:: Directive ::
Restate every entry word for word.

-- start of Dataset entries --

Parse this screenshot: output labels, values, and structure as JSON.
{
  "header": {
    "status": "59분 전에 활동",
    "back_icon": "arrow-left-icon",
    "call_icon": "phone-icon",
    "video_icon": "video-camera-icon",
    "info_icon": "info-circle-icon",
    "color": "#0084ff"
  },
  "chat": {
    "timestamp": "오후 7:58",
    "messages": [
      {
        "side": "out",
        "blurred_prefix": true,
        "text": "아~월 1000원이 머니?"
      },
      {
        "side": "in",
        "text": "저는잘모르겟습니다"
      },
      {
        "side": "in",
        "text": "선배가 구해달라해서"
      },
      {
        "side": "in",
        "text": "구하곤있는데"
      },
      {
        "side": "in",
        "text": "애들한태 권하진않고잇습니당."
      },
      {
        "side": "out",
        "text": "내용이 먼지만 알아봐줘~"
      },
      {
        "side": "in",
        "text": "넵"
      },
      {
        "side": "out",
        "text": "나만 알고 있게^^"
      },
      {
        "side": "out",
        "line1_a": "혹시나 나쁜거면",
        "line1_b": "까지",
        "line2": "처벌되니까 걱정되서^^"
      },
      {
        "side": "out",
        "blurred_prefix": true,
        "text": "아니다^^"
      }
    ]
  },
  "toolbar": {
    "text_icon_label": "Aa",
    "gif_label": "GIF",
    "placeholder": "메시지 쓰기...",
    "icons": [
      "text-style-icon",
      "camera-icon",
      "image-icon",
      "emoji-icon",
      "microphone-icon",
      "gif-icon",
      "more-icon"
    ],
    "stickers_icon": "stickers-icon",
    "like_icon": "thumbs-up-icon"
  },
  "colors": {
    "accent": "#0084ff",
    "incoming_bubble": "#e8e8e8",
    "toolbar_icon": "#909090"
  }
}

-- end of Dataset entries --

:: Answer to the problem ::
Parse this screenshot: output labels, values, and structure as JSON.
{
  "header": {
    "status": "59분 전에 활동",
    "back_icon": "arrow-left-icon",
    "call_icon": "phone-icon",
    "video_icon": "video-camera-icon",
    "info_icon": "info-circle-icon",
    "color": "#0084ff"
  },
  "chat": {
    "timestamp": "오후 7:58",
    "messages": [
      {
        "side": "out",
        "blurred_prefix": true,
        "text": "아~월 1000원이 머니?"
      },
      {
        "side": "in",
        "text": "저는잘모르겟습니다"
      },
      {
        "side": "in",
        "text": "선배가 구해달라해서"
      },
      {
        "side": "in",
        "text": "구하곤있는데"
      },
      {
        "side": "in",
        "text": "애들한태 권하진않고잇습니당."
      },
      {
        "side": "out",
        "text": "내용이 먼지만 알아봐줘~"
      },
      {
        "side": "in",
        "text": "넵"
      },
      {
        "side": "out",
        "text": "나만 알고 있게^^"
      },
      {
        "side": "out",
        "line1_a": "혹시나 나쁜거면",
        "line1_b": "까지",
        "line2": "처벌되니까 걱정되서^^"
      },
      {
        "side": "out",
        "blurred_prefix": true,
        "text": "아니다^^"
      }
    ]
  },
  "toolbar": {
    "text_icon_label": "Aa",
    "gif_label": "GIF",
    "placeholder": "메시지 쓰기...",
    "icons": [
      "text-style-icon",
      "camera-icon",
      "image-icon",
      "emoji-icon",
      "microphone-icon",
      "gif-icon",
      "more-icon"
    ],
    "stickers_icon": "stickers-icon",
    "like_icon": "thumbs-up-icon"
  },
  "colors": {
    "accent": "#0084ff",
    "incoming_bubble": "#e8e8e8",
    "toolbar_icon": "#909090"
  }
}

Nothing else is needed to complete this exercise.